DATA ENTRIES:
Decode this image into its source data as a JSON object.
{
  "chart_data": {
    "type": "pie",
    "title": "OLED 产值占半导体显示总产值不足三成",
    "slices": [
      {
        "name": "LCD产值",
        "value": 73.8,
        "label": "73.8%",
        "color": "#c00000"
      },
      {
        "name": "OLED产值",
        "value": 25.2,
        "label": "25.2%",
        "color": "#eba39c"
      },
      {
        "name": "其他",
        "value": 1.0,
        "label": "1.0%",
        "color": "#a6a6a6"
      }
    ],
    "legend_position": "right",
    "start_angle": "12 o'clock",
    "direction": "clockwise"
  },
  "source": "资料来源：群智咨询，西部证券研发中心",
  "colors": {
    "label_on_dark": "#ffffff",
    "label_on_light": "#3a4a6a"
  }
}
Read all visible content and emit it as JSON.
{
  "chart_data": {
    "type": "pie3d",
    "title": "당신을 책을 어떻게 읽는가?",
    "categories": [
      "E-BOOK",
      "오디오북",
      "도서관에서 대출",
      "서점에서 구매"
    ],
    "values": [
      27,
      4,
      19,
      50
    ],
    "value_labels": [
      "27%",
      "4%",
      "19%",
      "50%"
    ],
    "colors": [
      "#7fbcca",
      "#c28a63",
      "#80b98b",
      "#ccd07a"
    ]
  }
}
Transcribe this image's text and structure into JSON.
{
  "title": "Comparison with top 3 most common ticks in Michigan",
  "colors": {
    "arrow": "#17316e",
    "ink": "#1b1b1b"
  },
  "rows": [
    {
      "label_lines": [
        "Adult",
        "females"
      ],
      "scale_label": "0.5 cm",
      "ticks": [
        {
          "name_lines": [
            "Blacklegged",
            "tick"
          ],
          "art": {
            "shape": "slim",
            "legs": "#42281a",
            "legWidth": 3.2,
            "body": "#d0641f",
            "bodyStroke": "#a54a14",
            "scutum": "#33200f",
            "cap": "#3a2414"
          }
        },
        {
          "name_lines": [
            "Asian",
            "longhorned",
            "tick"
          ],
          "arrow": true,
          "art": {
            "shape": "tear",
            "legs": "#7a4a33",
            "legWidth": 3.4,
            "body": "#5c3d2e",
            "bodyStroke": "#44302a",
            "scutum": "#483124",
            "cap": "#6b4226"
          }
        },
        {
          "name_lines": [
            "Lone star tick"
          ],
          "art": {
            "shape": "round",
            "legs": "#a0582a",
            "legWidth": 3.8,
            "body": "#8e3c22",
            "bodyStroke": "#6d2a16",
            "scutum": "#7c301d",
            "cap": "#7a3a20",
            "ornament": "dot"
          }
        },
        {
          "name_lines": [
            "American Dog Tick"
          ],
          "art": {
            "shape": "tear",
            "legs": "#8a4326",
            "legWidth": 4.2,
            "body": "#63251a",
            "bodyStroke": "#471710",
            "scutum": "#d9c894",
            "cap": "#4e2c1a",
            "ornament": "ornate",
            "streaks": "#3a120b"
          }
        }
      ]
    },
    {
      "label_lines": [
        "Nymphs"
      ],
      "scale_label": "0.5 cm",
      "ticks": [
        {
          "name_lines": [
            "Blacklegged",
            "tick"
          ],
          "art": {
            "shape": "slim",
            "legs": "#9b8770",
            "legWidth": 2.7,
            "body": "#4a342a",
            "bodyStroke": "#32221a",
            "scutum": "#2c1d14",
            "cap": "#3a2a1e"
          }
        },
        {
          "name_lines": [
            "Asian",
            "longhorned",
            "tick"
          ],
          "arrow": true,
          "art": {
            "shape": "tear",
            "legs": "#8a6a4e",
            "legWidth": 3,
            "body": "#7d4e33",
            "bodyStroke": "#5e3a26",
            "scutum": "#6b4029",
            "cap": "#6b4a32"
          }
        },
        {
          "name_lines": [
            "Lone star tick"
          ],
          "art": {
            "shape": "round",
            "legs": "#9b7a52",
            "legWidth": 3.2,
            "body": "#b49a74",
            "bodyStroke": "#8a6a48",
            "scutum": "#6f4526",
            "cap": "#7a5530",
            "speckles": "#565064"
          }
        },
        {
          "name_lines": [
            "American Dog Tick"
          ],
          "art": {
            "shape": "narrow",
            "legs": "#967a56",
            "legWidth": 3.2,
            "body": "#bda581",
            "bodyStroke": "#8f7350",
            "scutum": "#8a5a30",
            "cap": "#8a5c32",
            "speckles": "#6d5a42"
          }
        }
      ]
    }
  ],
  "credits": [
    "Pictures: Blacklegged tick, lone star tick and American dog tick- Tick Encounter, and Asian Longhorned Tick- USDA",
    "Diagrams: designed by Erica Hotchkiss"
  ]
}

WORK REQUIRED:
From the first line to the last, please quote the material above exactly.

WORKED ANSWER:
Decode this image into its source data as a JSON object.
{
  "chart_data": {
    "type": "pie",
    "title": "OLED 产值占半导体显示总产值不足三成",
    "slices": [
      {
        "name": "LCD产值",
        "value": 73.8,
        "label": "73.8%",
        "color": "#c00000"
      },
      {
        "name": "OLED产值",
        "value": 25.2,
        "label": "25.2%",
        "color": "#eba39c"
      },
      {
        "name": "其他",
        "value": 1.0,
        "label": "1.0%",
        "color": "#a6a6a6"
      }
    ],
    "legend_position": "right",
    "start_angle": "12 o'clock",
    "direction": "clockwise"
  },
  "source": "资料来源：群智咨询，西部证券研发中心",
  "colors": {
    "label_on_dark": "#ffffff",
    "label_on_light": "#3a4a6a"
  }
}
Read all visible content and emit it as JSON.
{
  "chart_data": {
    "type": "pie3d",
    "title": "당신을 책을 어떻게 읽는가?",
    "categories": [
      "E-BOOK",
      "오디오북",
      "도서관에서 대출",
      "서점에서 구매"
    ],
    "values": [
      27,
      4,
      19,
      50
    ],
    "value_labels": [
      "27%",
      "4%",
      "19%",
      "50%"
    ],
    "colors": [
      "#7fbcca",
      "#c28a63",
      "#80b98b",
      "#ccd07a"
    ]
  }
}
Transcribe this image's text and structure into JSON.
{
  "title": "Comparison with top 3 most common ticks in Michigan",
  "colors": {
    "arrow": "#17316e",
    "ink": "#1b1b1b"
  },
  "rows": [
    {
      "label_lines": [
        "Adult",
        "females"
      ],
      "scale_label": "0.5 cm",
      "ticks": [
        {
          "name_lines": [
            "Blacklegged",
            "tick"
          ],
          "art": {
            "shape": "slim",
            "legs": "#42281a",
            "legWidth": 3.2,
            "body": "#d0641f",
            "bodyStroke": "#a54a14",
            "scutum": "#33200f",
            "cap": "#3a2414"
          }
        },
        {
          "name_lines": [
            "Asian",
            "longhorned",
            "tick"
          ],
          "arrow": true,
          "art": {
            "shape": "tear",
            "legs": "#7a4a33",
            "legWidth": 3.4,
            "body": "#5c3d2e",
            "bodyStroke": "#44302a",
            "scutum": "#483124",
            "cap": "#6b4226"
          }
        },
        {
          "name_lines": [
            "Lone star tick"
          ],
          "art": {
            "shape": "round",
            "legs": "#a0582a",
            "legWidth": 3.8,
            "body": "#8e3c22",
            "bodyStroke": "#6d2a16",
            "scutum": "#7c301d",
            "cap": "#7a3a20",
            "ornament": "dot"
          }
        },
        {
          "name_lines": [
            "American Dog Tick"
          ],
          "art": {
            "shape": "tear",
            "legs": "#8a4326",
            "legWidth": 4.2,
            "body": "#63251a",
            "bodyStroke": "#471710",
            "scutum": "#d9c894",
            "cap": "#4e2c1a",
            "ornament": "ornate",
            "streaks": "#3a120b"
          }
        }
      ]
    },
    {
      "label_lines": [
        "Nymphs"
      ],
      "scale_label": "0.5 cm",
      "ticks": [
        {
          "name_lines": [
            "Blacklegged",
            "tick"
          ],
          "art": {
            "shape": "slim",
            "legs": "#9b8770",
            "legWidth": 2.7,
            "body": "#4a342a",
            "bodyStroke": "#32221a",
            "scutum": "#2c1d14",
            "cap": "#3a2a1e"
          }
        },
        {
          "name_lines": [
            "Asian",
            "longhorned",
            "tick"
          ],
          "arrow": true,
          "art": {
            "shape": "tear",
            "legs": "#8a6a4e",
            "legWidth": 3,
            "body": "#7d4e33",
            "bodyStroke": "#5e3a26",
            "scutum": "#6b4029",
            "cap": "#6b4a32"
          }
        },
        {
          "name_lines": [
            "Lone star tick"
          ],
          "art": {
            "shape": "round",
            "legs": "#9b7a52",
            "legWidth": 3.2,
            "body": "#b49a74",
            "bodyStroke": "#8a6a48",
            "scutum": "#6f4526",
            "cap": "#7a5530",
            "speckles": "#565064"
          }
        },
        {
          "name_lines": [
            "American Dog Tick"
          ],
          "art": {
            "shape": "narrow",
            "legs": "#967a56",
            "legWidth": 3.2,
            "body": "#bda581",
            "bodyStroke": "#8f7350",
            "scutum": "#8a5a30",
            "cap": "#8a5c32",
            "speckles": "#6d5a42"
          }
        }
      ]
    }
  ],
  "credits": [
    "Pictures: Blacklegged tick, lone star tick and American dog tick- Tick Encounter, and Asian Longhorned Tick- USDA",
    "Diagrams: designed by Erica Hotchkiss"
  ]
}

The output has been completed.